■ **To be done**: Copy every record below exactly as written, but leave out the pictures.

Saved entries
>> Begin

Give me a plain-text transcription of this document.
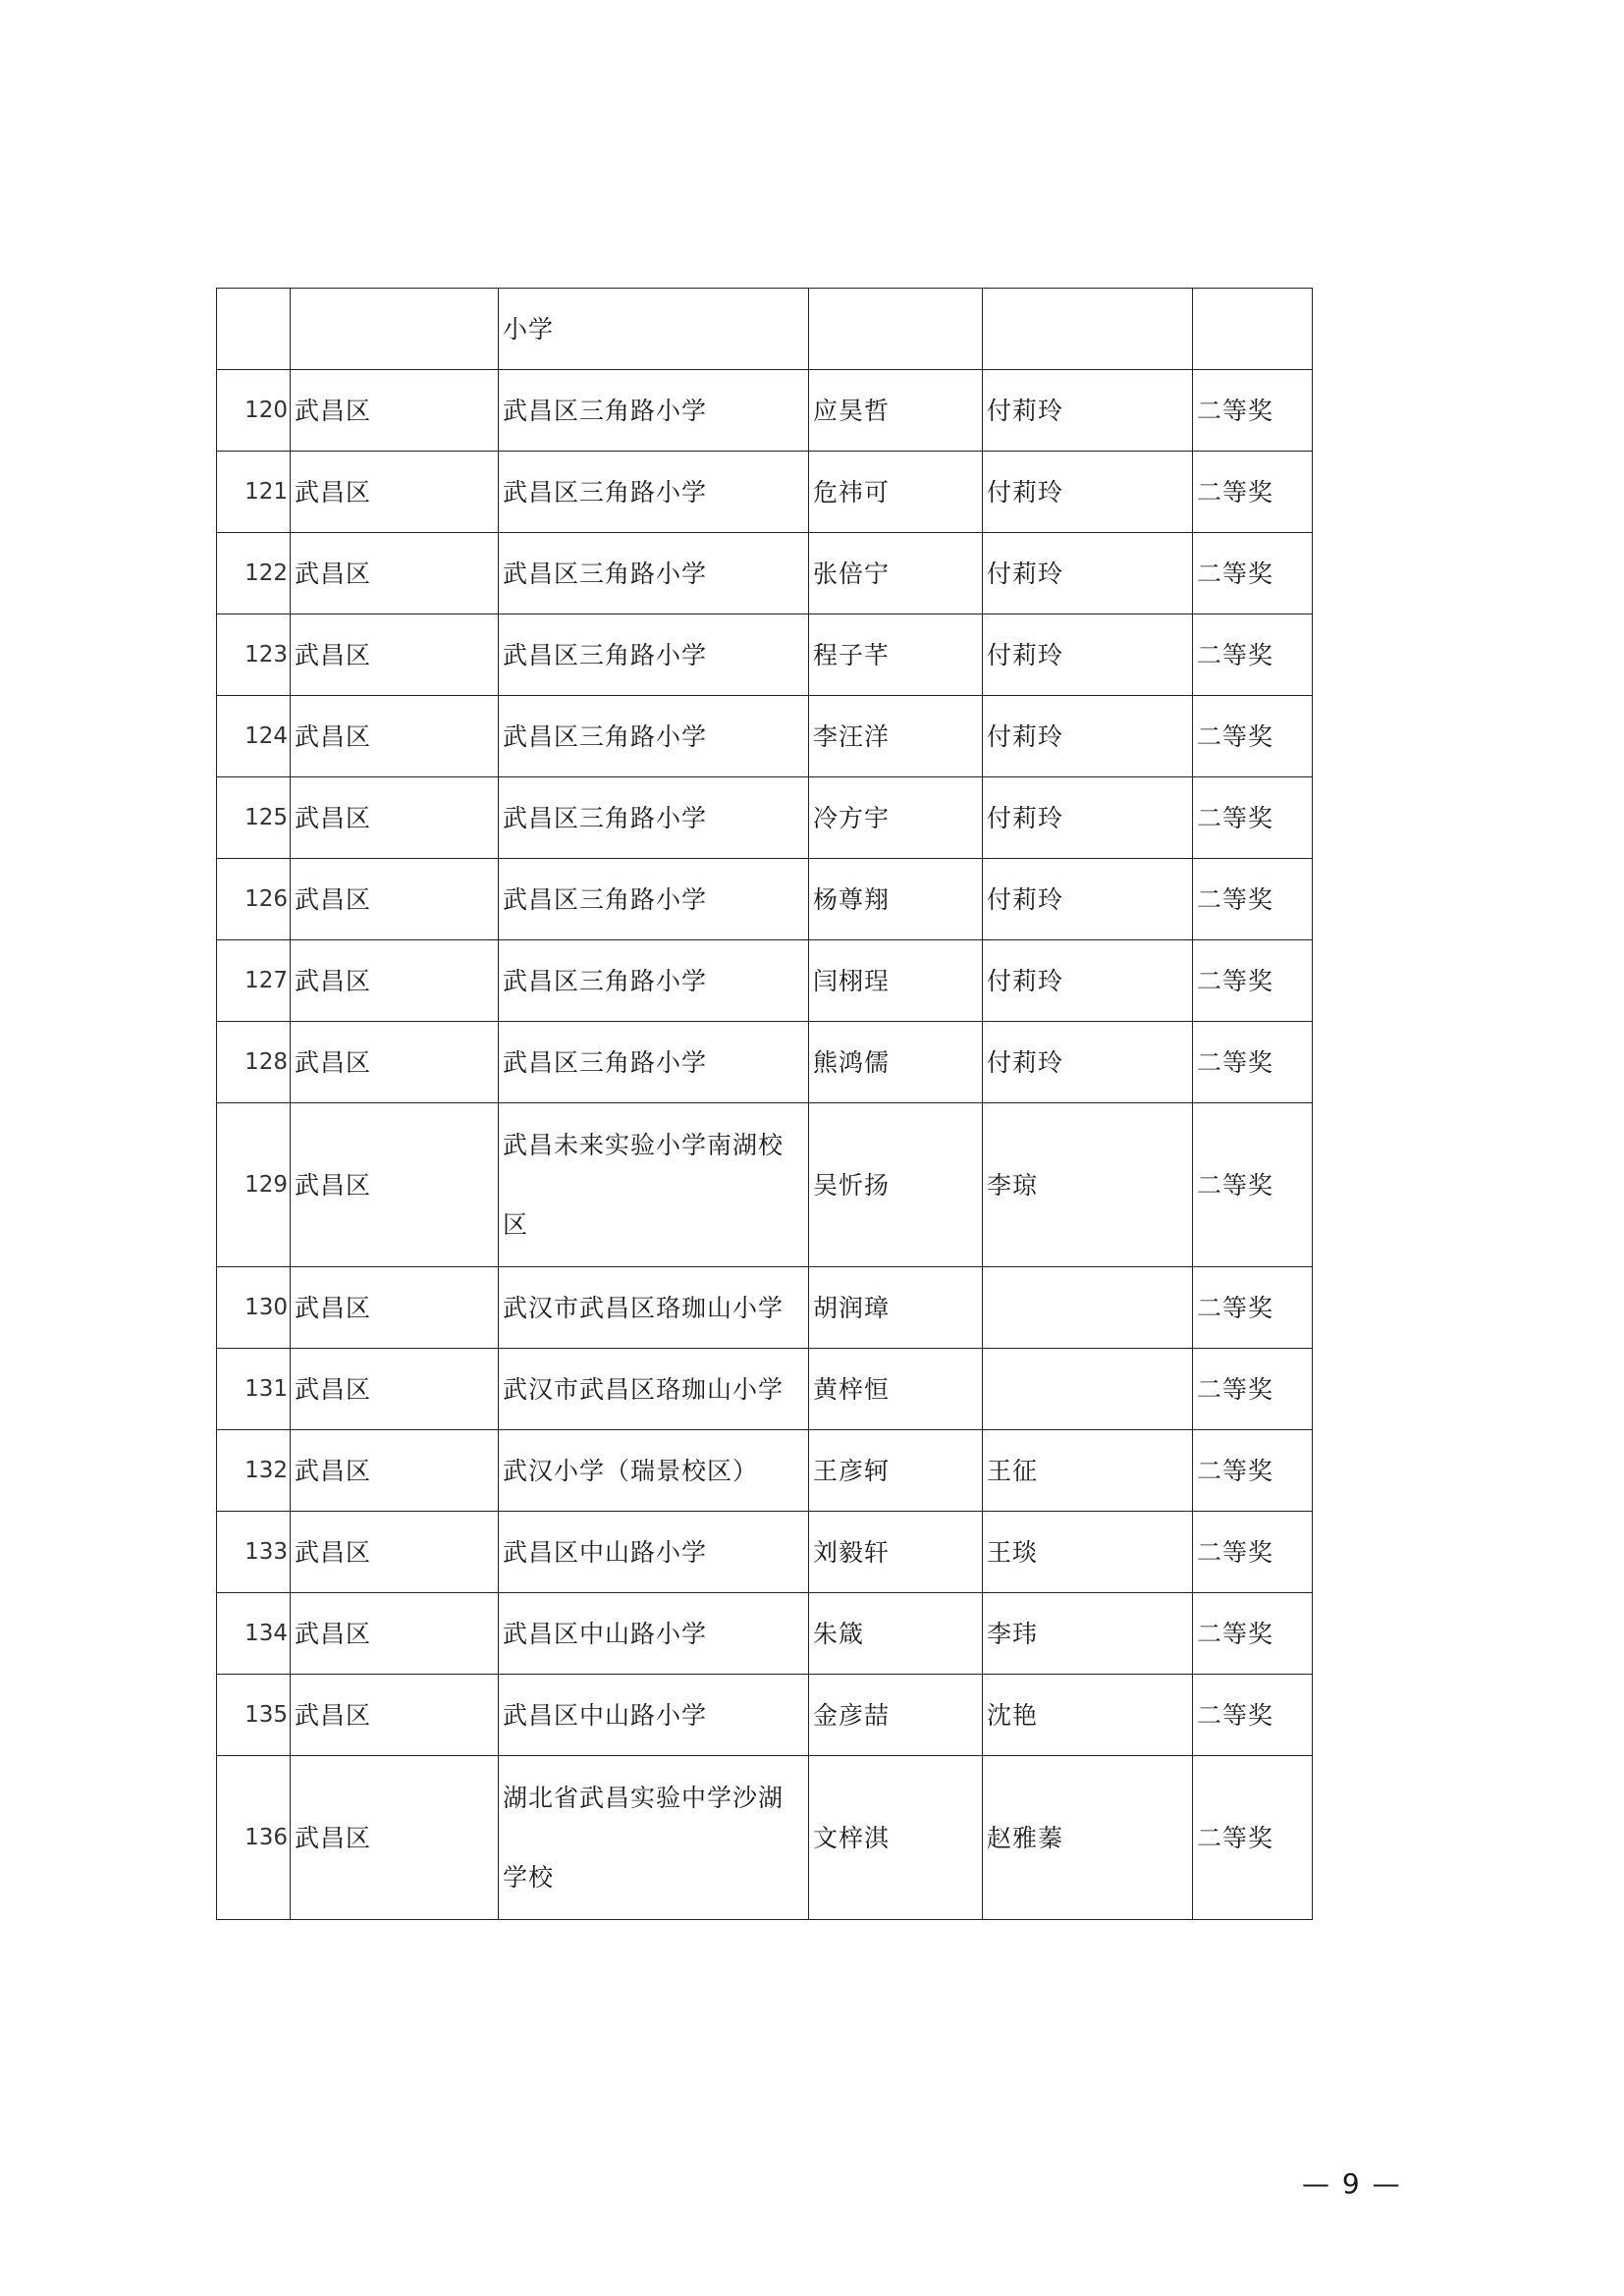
		小学			
120	武昌区	武昌区三角路小学	应昊哲	付莉玲	二等奖
121	武昌区	武昌区三角路小学	危祎可	付莉玲	二等奖
122	武昌区	武昌区三角路小学	张倍宁	付莉玲	二等奖
123	武昌区	武昌区三角路小学	程子芊	付莉玲	二等奖
124	武昌区	武昌区三角路小学	李汪洋	付莉玲	二等奖
125	武昌区	武昌区三角路小学	冷方宇	付莉玲	二等奖
126	武昌区	武昌区三角路小学	杨尊翔	付莉玲	二等奖
127	武昌区	武昌区三角路小学	闫栩珵	付莉玲	二等奖
128	武昌区	武昌区三角路小学	熊鸿儒	付莉玲	二等奖
129	武昌区	武昌未来实验小学南湖校区	吴忻扬	李琼	二等奖
130	武昌区	武汉市武昌区珞珈山小学	胡润璋		二等奖
131	武昌区	武汉市武昌区珞珈山小学	黄梓恒		二等奖
132	武昌区	武汉小学（瑞景校区）	王彦轲	王征	二等奖
133	武昌区	武昌区中山路小学	刘毅轩	王琰	二等奖
134	武昌区	武昌区中山路小学	朱箴	李玮	二等奖
135	武昌区	武昌区中山路小学	金彦喆	沈艳	二等奖
136	武昌区	湖北省武昌实验中学沙湖学校	文梓淇	赵雅蓁	二等奖
— 9 —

>> End

■ **Reply**:
Give me a plain-text transcription of this document.
		小学			
120	武昌区	武昌区三角路小学	应昊哲	付莉玲	二等奖
121	武昌区	武昌区三角路小学	危祎可	付莉玲	二等奖
122	武昌区	武昌区三角路小学	张倍宁	付莉玲	二等奖
123	武昌区	武昌区三角路小学	程子芊	付莉玲	二等奖
124	武昌区	武昌区三角路小学	李汪洋	付莉玲	二等奖
125	武昌区	武昌区三角路小学	冷方宇	付莉玲	二等奖
126	武昌区	武昌区三角路小学	杨尊翔	付莉玲	二等奖
127	武昌区	武昌区三角路小学	闫栩珵	付莉玲	二等奖
128	武昌区	武昌区三角路小学	熊鸿儒	付莉玲	二等奖
129	武昌区	武昌未来实验小学南湖校区	吴忻扬	李琼	二等奖
130	武昌区	武汉市武昌区珞珈山小学	胡润璋		二等奖
131	武昌区	武汉市武昌区珞珈山小学	黄梓恒		二等奖
132	武昌区	武汉小学（瑞景校区）	王彦轲	王征	二等奖
133	武昌区	武昌区中山路小学	刘毅轩	王琰	二等奖
134	武昌区	武昌区中山路小学	朱箴	李玮	二等奖
135	武昌区	武昌区中山路小学	金彦喆	沈艳	二等奖
136	武昌区	湖北省武昌实验中学沙湖学校	文梓淇	赵雅蓁	二等奖
— 9 —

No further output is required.